Data items
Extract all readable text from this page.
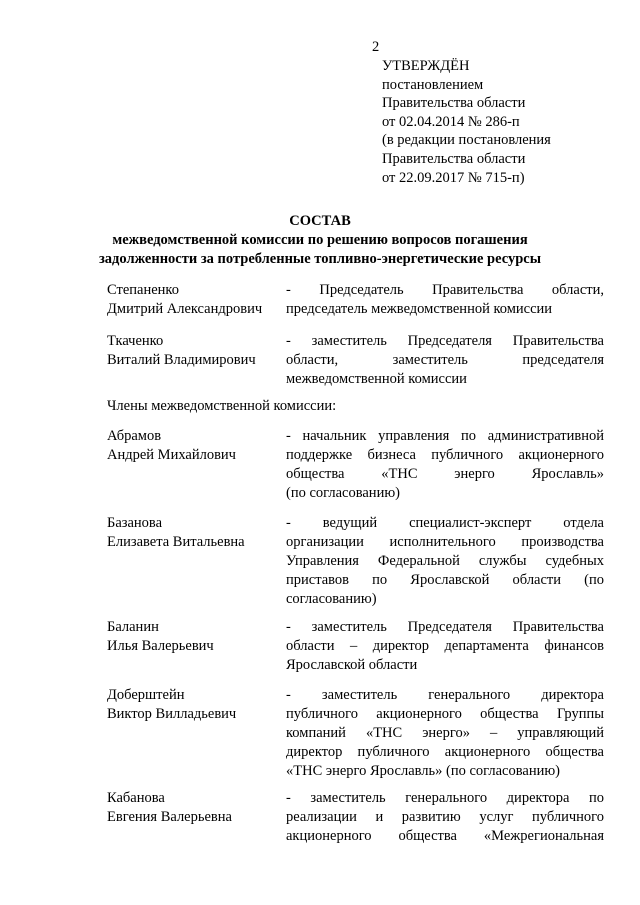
2
УТВЕРЖДЁН
постановлением
Правительства области
от 02.04.2014 № 286-п
(в редакции постановления
Правительства области
от 22.09.2017 № 715-п)
СОСТАВ
межведомственной комиссии по решению вопросов погашения
задолженности за потребленные топливно-энергетические ресурсы
Степаненко
Дмитрий Александрович
- Председатель Правительства области,
председатель межведомственной комиссии
Ткаченко
Виталий Владимирович
- заместитель Председателя Правительства
области, заместитель председателя
межведомственной комиссии
Члены межведомственной комиссии:
Абрамов
Андрей Михайлович
- начальник управления по административной
поддержке бизнеса публичного акционерного
общества «ТНС энерго Ярославль»
(по согласованию)
Базанова
Елизавета Витальевна
- ведущий специалист-эксперт отдела
организации исполнительного производства
Управления Федеральной службы судебных
приставов по Ярославской области (по
согласованию)
Баланин
Илья Валерьевич
- заместитель Председателя Правительства
области – директор департамента финансов
Ярославской области
Доберштейн
Виктор Вилладьевич
- заместитель генерального директора
публичного акционерного общества Группы
компаний «ТНС энерго» – управляющий
директор публичного акционерного общества
«ТНС энерго Ярославль» (по согласованию)
Кабанова
Евгения Валерьевна
- заместитель генерального директора по
реализации и развитию услуг публичного
акционерного общества «Межрегиональная
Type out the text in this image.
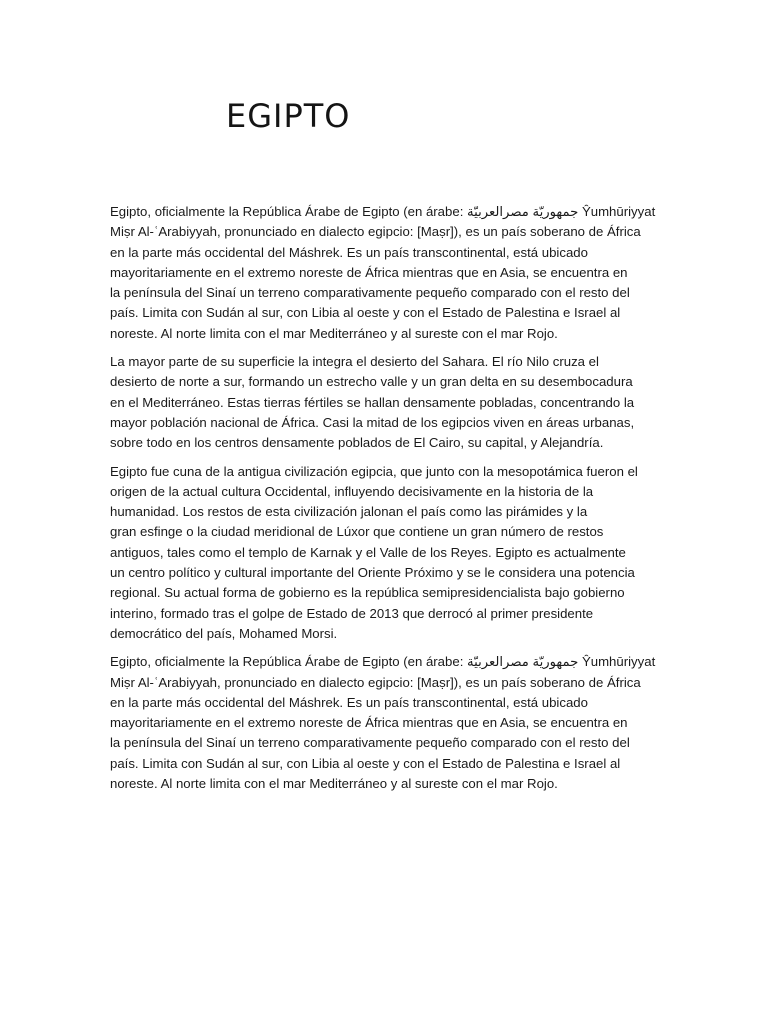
EGIPTO

Egipto, oficialmente la República Árabe de Egipto (en árabe: جمهوريّة مصرالعربيّة Ŷumhūriyyat
Miṣr Al-ʿArabiyyah, pronunciado en dialecto egipcio: [Maṣr]), es un país soberano de África
en la parte más occidental del Máshrek. Es un país transcontinental, está ubicado
mayoritariamente en el extremo noreste de África mientras que en Asia, se encuentra en
la península del Sinaí un terreno comparativamente pequeño comparado con el resto del
país. Limita con Sudán al sur, con Libia al oeste y con el Estado de Palestina e Israel al
noreste. Al norte limita con el mar Mediterráneo y al sureste con el mar Rojo.

La mayor parte de su superficie la integra el desierto del Sahara. El río Nilo cruza el
desierto de norte a sur, formando un estrecho valle y un gran delta en su desembocadura
en el Mediterráneo. Estas tierras fértiles se hallan densamente pobladas, concentrando la
mayor población nacional de África. Casi la mitad de los egipcios viven en áreas urbanas,
sobre todo en los centros densamente poblados de El Cairo, su capital, y Alejandría.

Egipto fue cuna de la antigua civilización egipcia, que junto con la mesopotámica fueron el
origen de la actual cultura Occidental, influyendo decisivamente en la historia de la
humanidad. Los restos de esta civilización jalonan el país como las pirámides y la
gran esfinge o la ciudad meridional de Lúxor que contiene un gran número de restos
antiguos, tales como el templo de Karnak y el Valle de los Reyes. Egipto es actualmente
un centro político y cultural importante del Oriente Próximo y se le considera una potencia
regional. Su actual forma de gobierno es la república semipresidencialista bajo gobierno
interino, formado tras el golpe de Estado de 2013 que derrocó al primer presidente
democrático del país, Mohamed Morsi.

Egipto, oficialmente la República Árabe de Egipto (en árabe: جمهوريّة مصرالعربيّة Ŷumhūriyyat
Miṣr Al-ʿArabiyyah, pronunciado en dialecto egipcio: [Maṣr]), es un país soberano de África
en la parte más occidental del Máshrek. Es un país transcontinental, está ubicado
mayoritariamente en el extremo noreste de África mientras que en Asia, se encuentra en
la península del Sinaí un terreno comparativamente pequeño comparado con el resto del
país. Limita con Sudán al sur, con Libia al oeste y con el Estado de Palestina e Israel al
noreste. Al norte limita con el mar Mediterráneo y al sureste con el mar Rojo.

*Requirement:*
Reproduce the material above in full, exactly, with no images.

*Solution to this exercise:*
Extract all readable text from this page.
2
УТВЕРЖДЁН
постановлением
Правительства области
от 02.04.2014 № 286-п
(в редакции постановления
Правительства области
от 22.09.2017 № 715-п)
СОСТАВ
межведомственной комиссии по решению вопросов погашения
задолженности за потребленные топливно-энергетические ресурсы
Степаненко
Дмитрий Александрович
- Председатель Правительства области,
председатель межведомственной комиссии
Ткаченко
Виталий Владимирович
- заместитель Председателя Правительства
области, заместитель председателя
межведомственной комиссии
Члены межведомственной комиссии:
Абрамов
Андрей Михайлович
- начальник управления по административной
поддержке бизнеса публичного акционерного
общества «ТНС энерго Ярославль»
(по согласованию)
Базанова
Елизавета Витальевна
- ведущий специалист-эксперт отдела
организации исполнительного производства
Управления Федеральной службы судебных
приставов по Ярославской области (по
согласованию)
Баланин
Илья Валерьевич
- заместитель Председателя Правительства
области – директор департамента финансов
Ярославской области
Доберштейн
Виктор Вилладьевич
- заместитель генерального директора
публичного акционерного общества Группы
компаний «ТНС энерго» – управляющий
директор публичного акционерного общества
«ТНС энерго Ярославль» (по согласованию)
Кабанова
Евгения Валерьевна
- заместитель генерального директора по
реализации и развитию услуг публичного
акционерного общества «Межрегиональная
Type out the text in this image.
EGIPTO

Egipto, oficialmente la República Árabe de Egipto (en árabe: جمهوريّة مصرالعربيّة Ŷumhūriyyat
Miṣr Al-ʿArabiyyah, pronunciado en dialecto egipcio: [Maṣr]), es un país soberano de África
en la parte más occidental del Máshrek. Es un país transcontinental, está ubicado
mayoritariamente en el extremo noreste de África mientras que en Asia, se encuentra en
la península del Sinaí un terreno comparativamente pequeño comparado con el resto del
país. Limita con Sudán al sur, con Libia al oeste y con el Estado de Palestina e Israel al
noreste. Al norte limita con el mar Mediterráneo y al sureste con el mar Rojo.

La mayor parte de su superficie la integra el desierto del Sahara. El río Nilo cruza el
desierto de norte a sur, formando un estrecho valle y un gran delta en su desembocadura
en el Mediterráneo. Estas tierras fértiles se hallan densamente pobladas, concentrando la
mayor población nacional de África. Casi la mitad de los egipcios viven en áreas urbanas,
sobre todo en los centros densamente poblados de El Cairo, su capital, y Alejandría.

Egipto fue cuna de la antigua civilización egipcia, que junto con la mesopotámica fueron el
origen de la actual cultura Occidental, influyendo decisivamente en la historia de la
humanidad. Los restos de esta civilización jalonan el país como las pirámides y la
gran esfinge o la ciudad meridional de Lúxor que contiene un gran número de restos
antiguos, tales como el templo de Karnak y el Valle de los Reyes. Egipto es actualmente
un centro político y cultural importante del Oriente Próximo y se le considera una potencia
regional. Su actual forma de gobierno es la república semipresidencialista bajo gobierno
interino, formado tras el golpe de Estado de 2013 que derrocó al primer presidente
democrático del país, Mohamed Morsi.

Egipto, oficialmente la República Árabe de Egipto (en árabe: جمهوريّة مصرالعربيّة Ŷumhūriyyat
Miṣr Al-ʿArabiyyah, pronunciado en dialecto egipcio: [Maṣr]), es un país soberano de África
en la parte más occidental del Máshrek. Es un país transcontinental, está ubicado
mayoritariamente en el extremo noreste de África mientras que en Asia, se encuentra en
la península del Sinaí un terreno comparativamente pequeño comparado con el resto del
país. Limita con Sudán al sur, con Libia al oeste y con el Estado de Palestina e Israel al
noreste. Al norte limita con el mar Mediterráneo y al sureste con el mar Rojo.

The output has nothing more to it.